• [Instructions to follow]:
Write out all the lines again, precisely as they stand, but without the images.

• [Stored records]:
--- Start ---
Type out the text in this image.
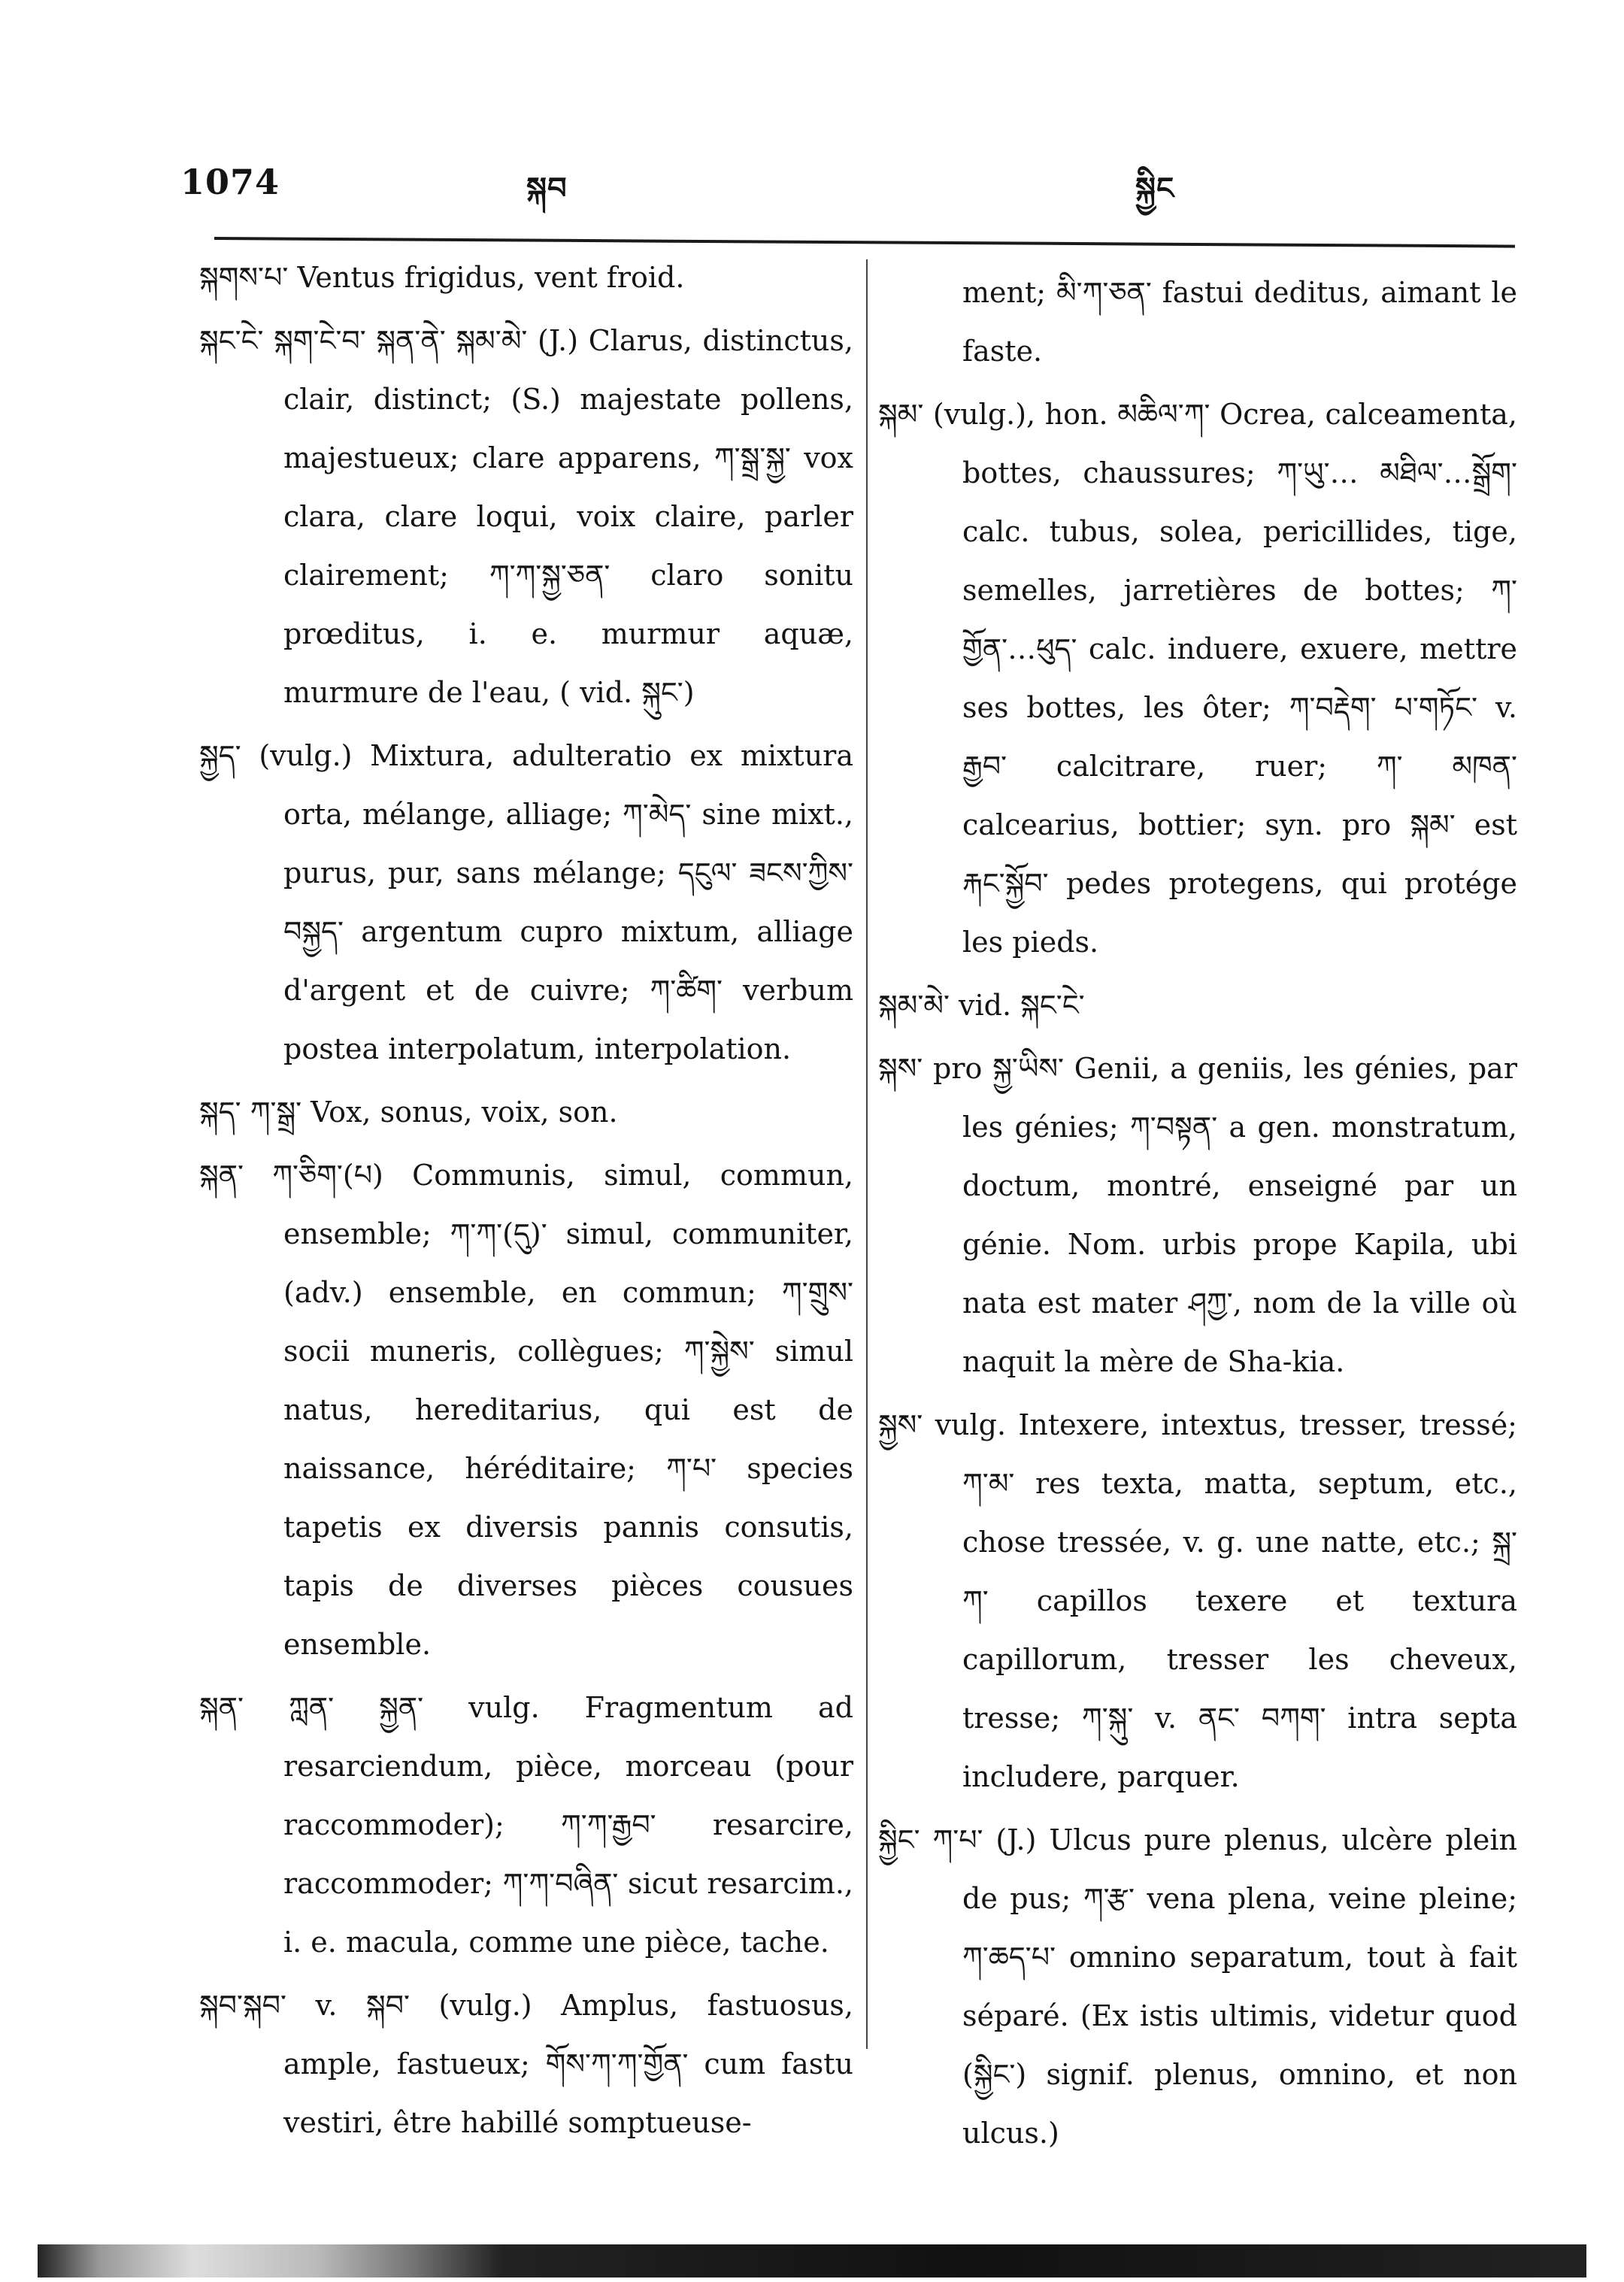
1074	སྐབ	སྐྱིང

སྐགས་པ་ Ventus frigidus, vent froid.

སྐང་ངེ་ སྐག་ངེ་བ་ སྐན་ནེ་ སྐམ་མེ་ (J.) Clarus, distinctus, clair, distinct; (S.) majestate pollens, majestueux; clare apparens, ཀ་སྒྲ་སྐྱ་ vox clara, clare loqui, voix claire, parler clairement; ཀ་ཀ་སྐྱ་ཅན་ claro sonitu prœditus, i. e. murmur aquæ, murmure de l'eau, ( vid. སྐུང་)

སྐྱད་ (vulg.) Mixtura, adulteratio ex mixtura orta, mélange, alliage; ཀ་མེད་ sine mixt., purus, pur, sans mélange; དངུལ་ ཟངས་ཀྱིས་བསྐྱད་ argentum cupro mixtum, alliage d'argent et de cuivre; ཀ་ཚིག་ verbum postea interpolatum, interpolation.

སྐད་ ཀ་སྒྲ་ Vox, sonus, voix, son.

སྐན་ ཀ་ཅིག་(པ) Communis, simul, commun, ensemble; ཀ་ཀ་(དུ)་ simul, communiter, (adv.) ensemble, en commun; ཀ་གྲུས་ socii muneris, collègues; ཀ་སྐྱེས་ simul natus, hereditarius, qui est de naissance, héréditaire; ཀ་པ་ species tapetis ex diversis pannis consutis, tapis de diverses pièces cousues ensemble.

སྐན་ ཀླན་ སྐྱན་ vulg. Fragmentum ad resarciendum, pièce, morceau (pour raccommoder); ཀ་ཀ་རྒྱབ་ resarcire, raccommoder; ཀ་ཀ་བཞིན་ sicut resarcim., i. e. macula, comme une pièce, tache.

སྐབ་སྐབ་ v. སྐབ་ (vulg.) Amplus, fastuosus, ample, fastueux; གོས་ཀ་ཀ་གྱོན་ cum fastu vestiri, être habillé somptueuse-

ment; མི་ཀ་ཅན་ fastui deditus, aimant le faste.

སྐམ་ (vulg.), hon. མཆིལ་ཀ་ Ocrea, calceamenta, bottes, chaussures; ཀ་ཡུ་… མཐིལ་…སྒྲོག་ calc. tubus, solea, pericillides, tige, semelles, jarretières de bottes; ཀ་གྱོན་…ཕུད་ calc. induere, exuere, mettre ses bottes, les ôter; ཀ་བརྡེག་ པ་གཏོང་ v. རྒྱབ་ calcitrare, ruer; ཀ་ མཁན་ calcearius, bottier; syn. pro སྐམ་ est རྐང་སྐྱོབ་ pedes protegens, qui protége les pieds.

སྐམ་མེ་ vid. སྐང་ངེ་

སྐས་ pro སྐྱ་ཡིས་ Genii, a geniis, les génies, par les génies; ཀ་བསྟན་ a gen. monstratum, doctum, montré, enseigné par un génie. Nom. urbis prope Kapila, ubi nata est mater ཤཀྱ་, nom de la ville où naquit la mère de Sha-kia.

སྐྱས་ vulg. Intexere, intextus, tresser, tressé; ཀ་མ་ res texta, matta, septum, etc., chose tressée, v. g. une natte, etc.; སྐྲ་ཀ་ capillos texere et textura capillorum, tresser les cheveux, tresse; ཀ་སྐུ་ v. ནང་ བཀག་ intra septa includere, parquer.

སྐྱིང་ ཀ་པ་ (J.) Ulcus pure plenus, ulcère plein de pus; ཀ་རྩ་ vena plena, veine pleine; ཀ་ཆད་པ་ omnino separatum, tout à fait séparé. (Ex istis ultimis, videtur quod (སྐྱིང་) signif. plenus, omnino, et non ulcus.)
--- End ---
• [Correct answer]:
Type out the text in this image.
1074	སྐབ	སྐྱིང

སྐགས་པ་ Ventus frigidus, vent froid.

སྐང་ངེ་ སྐག་ངེ་བ་ སྐན་ནེ་ སྐམ་མེ་ (J.) Clarus, distinctus, clair, distinct; (S.) majestate pollens, majestueux; clare apparens, ཀ་སྒྲ་སྐྱ་ vox clara, clare loqui, voix claire, parler clairement; ཀ་ཀ་སྐྱ་ཅན་ claro sonitu prœditus, i. e. murmur aquæ, murmure de l'eau, ( vid. སྐུང་)

སྐྱད་ (vulg.) Mixtura, adulteratio ex mixtura orta, mélange, alliage; ཀ་མེད་ sine mixt., purus, pur, sans mélange; དངུལ་ ཟངས་ཀྱིས་བསྐྱད་ argentum cupro mixtum, alliage d'argent et de cuivre; ཀ་ཚིག་ verbum postea interpolatum, interpolation.

སྐད་ ཀ་སྒྲ་ Vox, sonus, voix, son.

སྐན་ ཀ་ཅིག་(པ) Communis, simul, commun, ensemble; ཀ་ཀ་(དུ)་ simul, communiter, (adv.) ensemble, en commun; ཀ་གྲུས་ socii muneris, collègues; ཀ་སྐྱེས་ simul natus, hereditarius, qui est de naissance, héréditaire; ཀ་པ་ species tapetis ex diversis pannis consutis, tapis de diverses pièces cousues ensemble.

སྐན་ ཀླན་ སྐྱན་ vulg. Fragmentum ad resarciendum, pièce, morceau (pour raccommoder); ཀ་ཀ་རྒྱབ་ resarcire, raccommoder; ཀ་ཀ་བཞིན་ sicut resarcim., i. e. macula, comme une pièce, tache.

སྐབ་སྐབ་ v. སྐབ་ (vulg.) Amplus, fastuosus, ample, fastueux; གོས་ཀ་ཀ་གྱོན་ cum fastu vestiri, être habillé somptueuse-

ment; མི་ཀ་ཅན་ fastui deditus, aimant le faste.

སྐམ་ (vulg.), hon. མཆིལ་ཀ་ Ocrea, calceamenta, bottes, chaussures; ཀ་ཡུ་… མཐིལ་…སྒྲོག་ calc. tubus, solea, pericillides, tige, semelles, jarretières de bottes; ཀ་གྱོན་…ཕུད་ calc. induere, exuere, mettre ses bottes, les ôter; ཀ་བརྡེག་ པ་གཏོང་ v. རྒྱབ་ calcitrare, ruer; ཀ་ མཁན་ calcearius, bottier; syn. pro སྐམ་ est རྐང་སྐྱོབ་ pedes protegens, qui protége les pieds.

སྐམ་མེ་ vid. སྐང་ངེ་

སྐས་ pro སྐྱ་ཡིས་ Genii, a geniis, les génies, par les génies; ཀ་བསྟན་ a gen. monstratum, doctum, montré, enseigné par un génie. Nom. urbis prope Kapila, ubi nata est mater ཤཀྱ་, nom de la ville où naquit la mère de Sha-kia.

སྐྱས་ vulg. Intexere, intextus, tresser, tressé; ཀ་མ་ res texta, matta, septum, etc., chose tressée, v. g. une natte, etc.; སྐྲ་ཀ་ capillos texere et textura capillorum, tresser les cheveux, tresse; ཀ་སྐུ་ v. ནང་ བཀག་ intra septa includere, parquer.

སྐྱིང་ ཀ་པ་ (J.) Ulcus pure plenus, ulcère plein de pus; ཀ་རྩ་ vena plena, veine pleine; ཀ་ཆད་པ་ omnino separatum, tout à fait séparé. (Ex istis ultimis, videtur quod (སྐྱིང་) signif. plenus, omnino, et non ulcus.)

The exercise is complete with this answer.